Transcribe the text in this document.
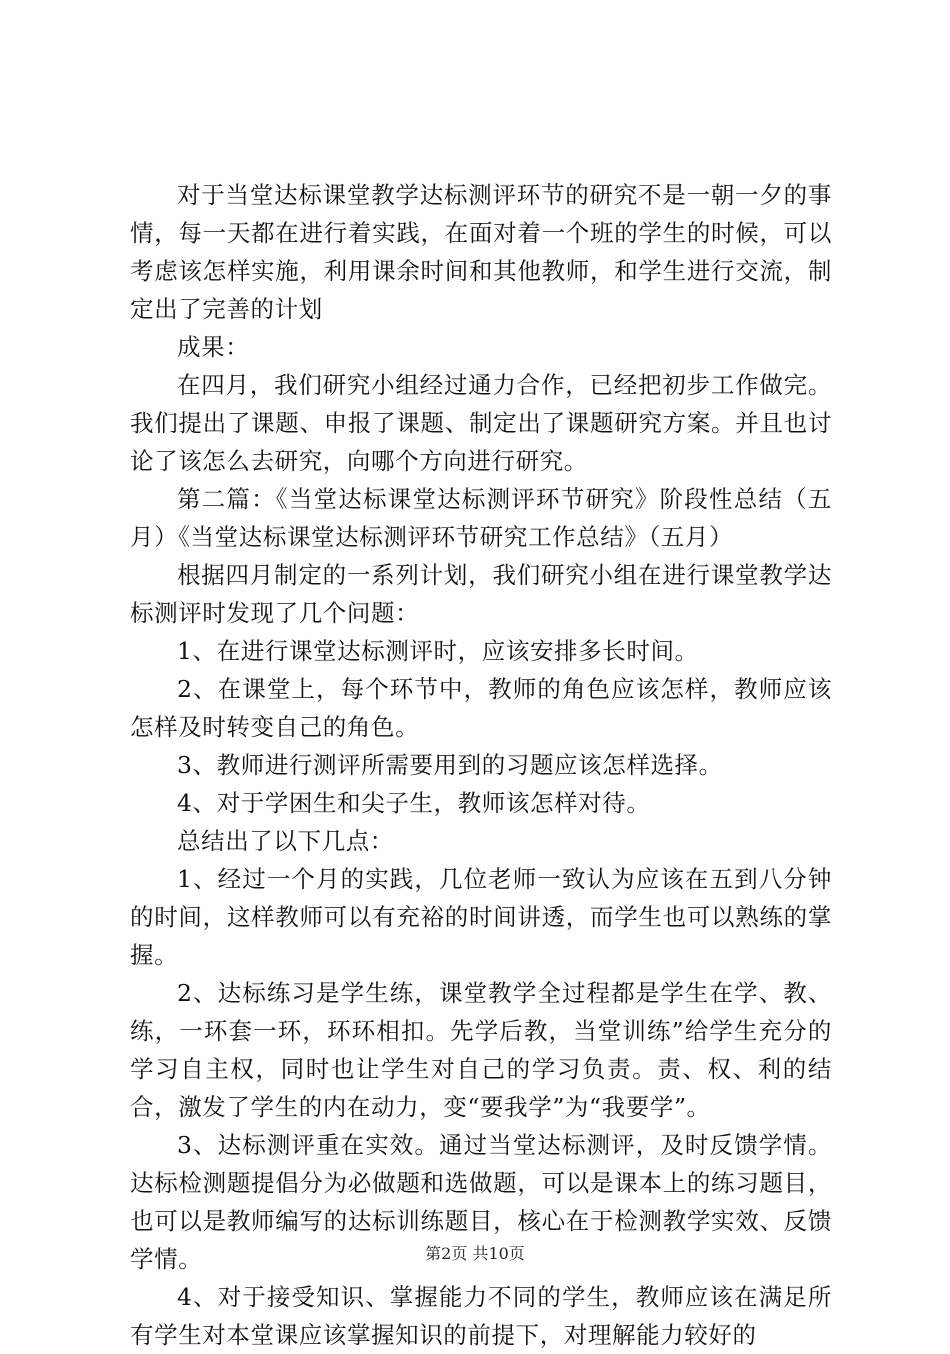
对于当堂达标课堂教学达标测评环节的研究不是一朝一夕的事情，每一天都在进行着实践，在面对着一个班的学生的时候，可以考虑该怎样实施，利用课余时间和其他教师，和学生进行交流，制定出了完善的计划

成果：

在四月，我们研究小组经过通力合作，已经把初步工作做完。我们提出了课题、申报了课题、制定出了课题研究方案。并且也讨论了该怎么去研究，向哪个方向进行研究。

第二篇：《当堂达标课堂达标测评环节研究》阶段性总结（五月）《当堂达标课堂达标测评环节研究工作总结》（五月）

根据四月制定的一系列计划，我们研究小组在进行课堂教学达标测评时发现了几个问题：

1、在进行课堂达标测评时，应该安排多长时间。

2、在课堂上，每个环节中，教师的角色应该怎样，教师应该怎样及时转变自己的角色。

3、教师进行测评所需要用到的习题应该怎样选择。

4、对于学困生和尖子生，教师该怎样对待。

总结出了以下几点：

1、经过一个月的实践，几位老师一致认为应该在五到八分钟的时间，这样教师可以有充裕的时间讲透，而学生也可以熟练的掌握。

2、达标练习是学生练，课堂教学全过程都是学生在学、教、练，一环套一环，环环相扣。先学后教，当堂训练”给学生充分的学习自主权，同时也让学生对自己的学习负责。责、权、利的结合，激发了学生的内在动力，变“要我学”为“我要学”。

3、达标测评重在实效。通过当堂达标测评，及时反馈学情。达标检测题提倡分为必做题和选做题，可以是课本上的练习题目，也可以是教师编写的达标训练题目，核心在于检测教学实效、反馈学情。

4、对于接受知识、掌握能力不同的学生，教师应该在满足所有学生对本堂课应该掌握知识的前提下，对理解能力较好的

第2页 共10页
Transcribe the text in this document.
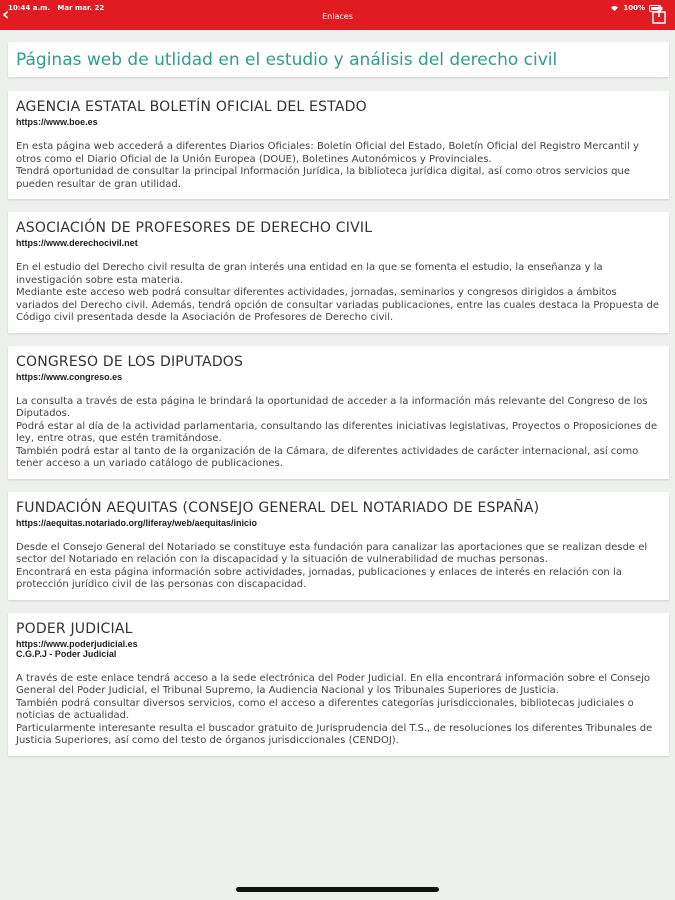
10:44 a.m. Mar mar. 22
‹	Enlaces
100%
Páginas web de utlidad en el estudio y análisis del derecho civil

AGENCIA ESTATAL BOLETÍN OFICIAL DEL ESTADO

https://www.boe.es

En esta página web accederá a diferentes Diarios Oficiales: Boletín Oficial del Estado, Boletín Oficial del Registro Mercantil y otros como el Diario Oficial de la Unión Europea (DOUE), Boletines Autonómicos y Provinciales.
Tendrá oportunidad de consultar la principal Información Jurídica, la biblioteca jurídica digital, así como otros servicios que pueden resultar de gran utilidad.

ASOCIACIÓN DE PROFESORES DE DERECHO CIVIL

https://www.derechocivil.net

En el estudio del Derecho civil resulta de gran interés una entidad en la que se fomenta el estudio, la enseñanza y la investigación sobre esta materia.
Mediante este acceso web podrá consultar diferentes actividades, jornadas, seminarios y congresos dirigidos a ámbitos variados del Derecho civil. Además, tendrá opción de consultar variadas publicaciones, entre las cuales destaca la Propuesta de Código civil presentada desde la Asociación de Profesores de Derecho civil.

CONGRESO DE LOS DIPUTADOS

https://www.congreso.es

La consulta a través de esta página le brindará la oportunidad de acceder a la información más relevante del Congreso de los Diputados.
Podrá estar al día de la actividad parlamentaria, consultando las diferentes iniciativas legislativas, Proyectos o Proposiciones de ley, entre otras, que estén tramitándose.
También podrá estar al tanto de la organización de la Cámara, de diferentes actividades de carácter internacional, así como tener acceso a un variado catálogo de publicaciones.

FUNDACIÓN AEQUITAS (CONSEJO GENERAL DEL NOTARIADO DE ESPAÑA)

https://aequitas.notariado.org/liferay/web/aequitas/inicio

Desde el Consejo General del Notariado se constituye esta fundación para canalizar las aportaciones que se realizan desde el sector del Notariado en relación con la discapacidad y la situación de vulnerabilidad de muchas personas.
Encontrará en esta página información sobre actividades, jornadas, publicaciones y enlaces de interés en relación con la protección jurídico civil de las personas con discapacidad.

PODER JUDICIAL

https://www.poderjudicial.es

C.G.P.J - Poder Judicial

A través de este enlace tendrá acceso a la sede electrónica del Poder Judicial. En ella encontrará información sobre el Consejo General del Poder Judicial, el Tribunal Supremo, la Audiencia Nacional y los Tribunales Superiores de Justicia.
También podrá consultar diversos servicios, como el acceso a diferentes categorías jurisdiccionales, bibliotecas judiciales o noticias de actualidad.
Particularmente interesante resulta el buscador gratuito de Jurisprudencia del T.S., de resoluciones los diferentes Tribunales de Justicia Superiores, así como del testo de órganos jurisdiccionales (CENDOJ).
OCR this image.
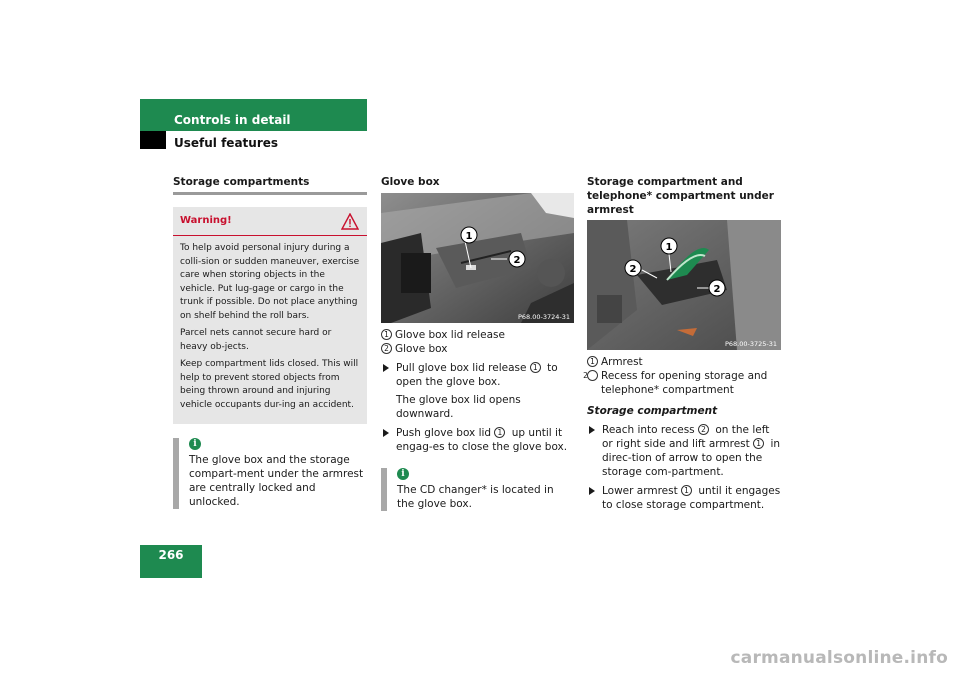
Controls in detail
Useful features
Storage compartments
Warning!

To help avoid personal injury during a colli-sion or sudden maneuver, exercise care when storing objects in the vehicle. Put lug-gage or cargo in the trunk if possible. Do not place anything on shelf behind the roll bars.

Parcel nets cannot secure hard or heavy ob-jects.

Keep compartment lids closed. This will help to prevent stored objects from being thrown around and injuring vehicle occupants dur-ing an accident.

i
The glove box and the storage compart-ment under the armrest are centrally locked and unlocked.
Glove box
1
2
P68.00-3724-31
1 Glove box lid release
2 Glove box
Pull glove box lid release 1 to open the glove box.
The glove box lid opens downward.
Push glove box lid 1 up until it engag-es to close the glove box.
i
The CD changer* is located in the glove box.
Storage compartment and telephone* compartment under armrest
1
2
2
P68.00-3725-31
1 Armrest
2 Recess for opening storage and telephone* compartment
Storage compartment
Reach into recess 2 on the left or right side and lift armrest 1 in direc-tion of arrow to open the storage com-partment.
Lower armrest 1 until it engages to close storage compartment.
266
carmanualsonline.info
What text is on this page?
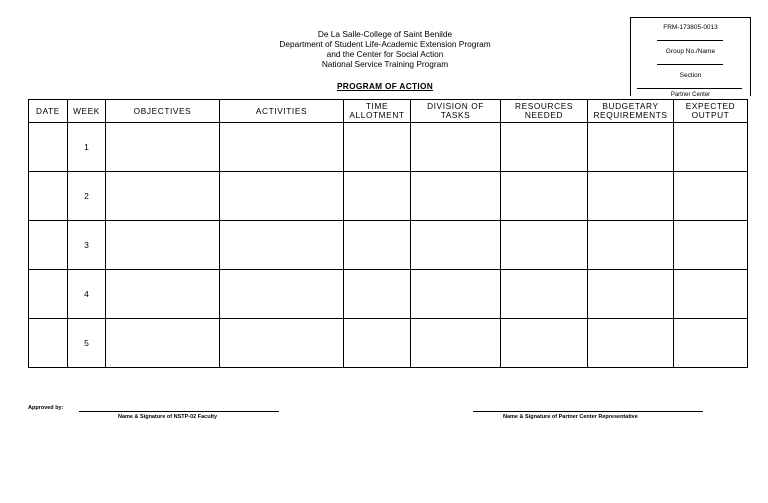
De La Salle-College of Saint Benilde
Department of Student Life-Academic Extension Program
and the Center for Social Action
National Service Training Program
PROGRAM OF ACTION
FRM-173805-0013
Group No./Name
Section
Partner Center
DATE	WEEK	OBJECTIVES	ACTIVITIES	TIME ALLOTMENT	DIVISION OF TASKS	RESOURCES NEEDED	BUDGETARY REQUIREMENTS	EXPECTED OUTPUT
	1							
	2							
	3							
	4							
	5							
Approved by:
Name & Signature of NSTP-02 Faculty	Name & Signature of Partner Center Representative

● Task brief: Pull out all lines from the entries above that include the word "discapacidad".

● Complete answer:
Desde el Consejo General del Notariado se constituye esta fundación para canalizar las aportaciones que se realizan desde el sector del Notariado en relación con la discapacidad y la situación de vulnerabilidad de muchas personas.
Encontrará en esta página información sobre actividades, jornadas, publicaciones y enlaces de interés en relación con la protección jurídico civil de las personas con discapacidad.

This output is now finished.